* begin *
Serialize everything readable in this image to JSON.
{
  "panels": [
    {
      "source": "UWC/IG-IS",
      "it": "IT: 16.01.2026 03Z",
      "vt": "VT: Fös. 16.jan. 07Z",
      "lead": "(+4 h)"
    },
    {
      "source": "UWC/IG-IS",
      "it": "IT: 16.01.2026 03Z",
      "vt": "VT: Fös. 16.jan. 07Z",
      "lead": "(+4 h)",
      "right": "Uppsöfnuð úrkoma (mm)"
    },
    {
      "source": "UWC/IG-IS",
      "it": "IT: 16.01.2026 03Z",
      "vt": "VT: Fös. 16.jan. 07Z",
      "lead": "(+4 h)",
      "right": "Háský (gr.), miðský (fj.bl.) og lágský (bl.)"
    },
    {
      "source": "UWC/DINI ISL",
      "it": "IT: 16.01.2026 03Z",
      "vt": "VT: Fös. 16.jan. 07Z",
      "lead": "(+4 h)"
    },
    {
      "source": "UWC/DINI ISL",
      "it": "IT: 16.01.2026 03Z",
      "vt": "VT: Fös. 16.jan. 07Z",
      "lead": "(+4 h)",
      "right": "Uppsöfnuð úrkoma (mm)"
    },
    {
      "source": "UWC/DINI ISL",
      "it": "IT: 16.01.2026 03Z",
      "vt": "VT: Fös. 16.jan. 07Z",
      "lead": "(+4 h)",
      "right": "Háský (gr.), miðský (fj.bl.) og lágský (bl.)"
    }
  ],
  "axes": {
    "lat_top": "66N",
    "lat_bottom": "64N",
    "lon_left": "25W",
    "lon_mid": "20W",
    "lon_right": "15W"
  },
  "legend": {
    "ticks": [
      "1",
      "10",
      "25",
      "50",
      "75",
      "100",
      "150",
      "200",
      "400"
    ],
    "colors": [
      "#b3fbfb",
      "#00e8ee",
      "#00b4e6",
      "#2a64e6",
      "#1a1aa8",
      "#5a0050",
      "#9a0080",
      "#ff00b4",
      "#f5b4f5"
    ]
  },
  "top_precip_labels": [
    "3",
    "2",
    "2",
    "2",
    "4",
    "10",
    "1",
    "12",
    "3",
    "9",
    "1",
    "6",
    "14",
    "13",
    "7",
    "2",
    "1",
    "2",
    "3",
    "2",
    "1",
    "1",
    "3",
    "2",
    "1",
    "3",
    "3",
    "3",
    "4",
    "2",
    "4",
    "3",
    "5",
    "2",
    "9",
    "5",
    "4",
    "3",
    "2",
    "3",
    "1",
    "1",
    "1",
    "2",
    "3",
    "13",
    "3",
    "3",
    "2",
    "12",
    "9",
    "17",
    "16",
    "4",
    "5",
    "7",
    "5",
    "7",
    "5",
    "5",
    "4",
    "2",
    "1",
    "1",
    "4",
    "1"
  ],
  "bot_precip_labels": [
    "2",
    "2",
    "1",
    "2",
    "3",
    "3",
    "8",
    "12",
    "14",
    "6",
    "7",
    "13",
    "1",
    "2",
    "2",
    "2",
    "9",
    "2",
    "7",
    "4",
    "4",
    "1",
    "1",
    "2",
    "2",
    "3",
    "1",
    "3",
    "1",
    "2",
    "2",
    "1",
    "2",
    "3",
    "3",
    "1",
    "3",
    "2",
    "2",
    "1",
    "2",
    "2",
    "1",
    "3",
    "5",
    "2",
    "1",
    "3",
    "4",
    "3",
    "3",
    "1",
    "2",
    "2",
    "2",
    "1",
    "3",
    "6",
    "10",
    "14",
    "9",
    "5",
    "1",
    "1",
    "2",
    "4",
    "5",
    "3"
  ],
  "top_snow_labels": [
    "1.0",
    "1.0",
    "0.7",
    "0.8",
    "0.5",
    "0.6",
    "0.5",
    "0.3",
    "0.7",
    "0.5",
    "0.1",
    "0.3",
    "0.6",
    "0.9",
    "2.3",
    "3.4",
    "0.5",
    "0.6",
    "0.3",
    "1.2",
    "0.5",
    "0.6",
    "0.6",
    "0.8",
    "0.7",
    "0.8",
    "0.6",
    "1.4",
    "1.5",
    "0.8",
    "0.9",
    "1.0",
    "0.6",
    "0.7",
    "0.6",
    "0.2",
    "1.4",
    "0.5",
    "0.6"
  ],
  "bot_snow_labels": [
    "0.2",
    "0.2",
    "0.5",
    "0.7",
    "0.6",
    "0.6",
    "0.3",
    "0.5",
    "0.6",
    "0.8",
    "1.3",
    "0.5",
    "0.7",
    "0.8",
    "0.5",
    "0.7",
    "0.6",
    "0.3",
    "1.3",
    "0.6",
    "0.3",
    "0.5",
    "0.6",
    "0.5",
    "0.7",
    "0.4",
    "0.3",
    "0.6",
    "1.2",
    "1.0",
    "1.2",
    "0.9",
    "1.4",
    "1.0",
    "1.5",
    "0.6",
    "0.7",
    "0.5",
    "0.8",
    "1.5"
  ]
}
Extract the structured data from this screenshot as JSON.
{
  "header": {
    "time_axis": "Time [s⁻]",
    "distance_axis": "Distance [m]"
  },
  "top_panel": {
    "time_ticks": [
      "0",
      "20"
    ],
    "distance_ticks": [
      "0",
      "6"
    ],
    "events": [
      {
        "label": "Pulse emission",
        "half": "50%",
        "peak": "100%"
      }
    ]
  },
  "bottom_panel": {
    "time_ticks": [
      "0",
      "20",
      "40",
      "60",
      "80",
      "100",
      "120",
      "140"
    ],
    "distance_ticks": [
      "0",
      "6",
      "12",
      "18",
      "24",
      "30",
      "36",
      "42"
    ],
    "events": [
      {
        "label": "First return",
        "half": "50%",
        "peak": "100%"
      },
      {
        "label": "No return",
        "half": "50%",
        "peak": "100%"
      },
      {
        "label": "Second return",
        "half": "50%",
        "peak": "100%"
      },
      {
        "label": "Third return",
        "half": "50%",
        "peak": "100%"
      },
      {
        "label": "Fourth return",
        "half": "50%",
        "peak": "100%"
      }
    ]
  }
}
* end *
**Description of the task:** The records above should be duplicated in full, exactly as given.

**Exercise answer:**
Serialize everything readable in this image to JSON.
{
  "panels": [
    {
      "source": "UWC/IG-IS",
      "it": "IT: 16.01.2026 03Z",
      "vt": "VT: Fös. 16.jan. 07Z",
      "lead": "(+4 h)"
    },
    {
      "source": "UWC/IG-IS",
      "it": "IT: 16.01.2026 03Z",
      "vt": "VT: Fös. 16.jan. 07Z",
      "lead": "(+4 h)",
      "right": "Uppsöfnuð úrkoma (mm)"
    },
    {
      "source": "UWC/IG-IS",
      "it": "IT: 16.01.2026 03Z",
      "vt": "VT: Fös. 16.jan. 07Z",
      "lead": "(+4 h)",
      "right": "Háský (gr.), miðský (fj.bl.) og lágský (bl.)"
    },
    {
      "source": "UWC/DINI ISL",
      "it": "IT: 16.01.2026 03Z",
      "vt": "VT: Fös. 16.jan. 07Z",
      "lead": "(+4 h)"
    },
    {
      "source": "UWC/DINI ISL",
      "it": "IT: 16.01.2026 03Z",
      "vt": "VT: Fös. 16.jan. 07Z",
      "lead": "(+4 h)",
      "right": "Uppsöfnuð úrkoma (mm)"
    },
    {
      "source": "UWC/DINI ISL",
      "it": "IT: 16.01.2026 03Z",
      "vt": "VT: Fös. 16.jan. 07Z",
      "lead": "(+4 h)",
      "right": "Háský (gr.), miðský (fj.bl.) og lágský (bl.)"
    }
  ],
  "axes": {
    "lat_top": "66N",
    "lat_bottom": "64N",
    "lon_left": "25W",
    "lon_mid": "20W",
    "lon_right": "15W"
  },
  "legend": {
    "ticks": [
      "1",
      "10",
      "25",
      "50",
      "75",
      "100",
      "150",
      "200",
      "400"
    ],
    "colors": [
      "#b3fbfb",
      "#00e8ee",
      "#00b4e6",
      "#2a64e6",
      "#1a1aa8",
      "#5a0050",
      "#9a0080",
      "#ff00b4",
      "#f5b4f5"
    ]
  },
  "top_precip_labels": [
    "3",
    "2",
    "2",
    "2",
    "4",
    "10",
    "1",
    "12",
    "3",
    "9",
    "1",
    "6",
    "14",
    "13",
    "7",
    "2",
    "1",
    "2",
    "3",
    "2",
    "1",
    "1",
    "3",
    "2",
    "1",
    "3",
    "3",
    "3",
    "4",
    "2",
    "4",
    "3",
    "5",
    "2",
    "9",
    "5",
    "4",
    "3",
    "2",
    "3",
    "1",
    "1",
    "1",
    "2",
    "3",
    "13",
    "3",
    "3",
    "2",
    "12",
    "9",
    "17",
    "16",
    "4",
    "5",
    "7",
    "5",
    "7",
    "5",
    "5",
    "4",
    "2",
    "1",
    "1",
    "4",
    "1"
  ],
  "bot_precip_labels": [
    "2",
    "2",
    "1",
    "2",
    "3",
    "3",
    "8",
    "12",
    "14",
    "6",
    "7",
    "13",
    "1",
    "2",
    "2",
    "2",
    "9",
    "2",
    "7",
    "4",
    "4",
    "1",
    "1",
    "2",
    "2",
    "3",
    "1",
    "3",
    "1",
    "2",
    "2",
    "1",
    "2",
    "3",
    "3",
    "1",
    "3",
    "2",
    "2",
    "1",
    "2",
    "2",
    "1",
    "3",
    "5",
    "2",
    "1",
    "3",
    "4",
    "3",
    "3",
    "1",
    "2",
    "2",
    "2",
    "1",
    "3",
    "6",
    "10",
    "14",
    "9",
    "5",
    "1",
    "1",
    "2",
    "4",
    "5",
    "3"
  ],
  "top_snow_labels": [
    "1.0",
    "1.0",
    "0.7",
    "0.8",
    "0.5",
    "0.6",
    "0.5",
    "0.3",
    "0.7",
    "0.5",
    "0.1",
    "0.3",
    "0.6",
    "0.9",
    "2.3",
    "3.4",
    "0.5",
    "0.6",
    "0.3",
    "1.2",
    "0.5",
    "0.6",
    "0.6",
    "0.8",
    "0.7",
    "0.8",
    "0.6",
    "1.4",
    "1.5",
    "0.8",
    "0.9",
    "1.0",
    "0.6",
    "0.7",
    "0.6",
    "0.2",
    "1.4",
    "0.5",
    "0.6"
  ],
  "bot_snow_labels": [
    "0.2",
    "0.2",
    "0.5",
    "0.7",
    "0.6",
    "0.6",
    "0.3",
    "0.5",
    "0.6",
    "0.8",
    "1.3",
    "0.5",
    "0.7",
    "0.8",
    "0.5",
    "0.7",
    "0.6",
    "0.3",
    "1.3",
    "0.6",
    "0.3",
    "0.5",
    "0.6",
    "0.5",
    "0.7",
    "0.4",
    "0.3",
    "0.6",
    "1.2",
    "1.0",
    "1.2",
    "0.9",
    "1.4",
    "1.0",
    "1.5",
    "0.6",
    "0.7",
    "0.5",
    "0.8",
    "1.5"
  ]
}
Extract the structured data from this screenshot as JSON.
{
  "header": {
    "time_axis": "Time [s⁻]",
    "distance_axis": "Distance [m]"
  },
  "top_panel": {
    "time_ticks": [
      "0",
      "20"
    ],
    "distance_ticks": [
      "0",
      "6"
    ],
    "events": [
      {
        "label": "Pulse emission",
        "half": "50%",
        "peak": "100%"
      }
    ]
  },
  "bottom_panel": {
    "time_ticks": [
      "0",
      "20",
      "40",
      "60",
      "80",
      "100",
      "120",
      "140"
    ],
    "distance_ticks": [
      "0",
      "6",
      "12",
      "18",
      "24",
      "30",
      "36",
      "42"
    ],
    "events": [
      {
        "label": "First return",
        "half": "50%",
        "peak": "100%"
      },
      {
        "label": "No return",
        "half": "50%",
        "peak": "100%"
      },
      {
        "label": "Second return",
        "half": "50%",
        "peak": "100%"
      },
      {
        "label": "Third return",
        "half": "50%",
        "peak": "100%"
      },
      {
        "label": "Fourth return",
        "half": "50%",
        "peak": "100%"
      }
    ]
  }
}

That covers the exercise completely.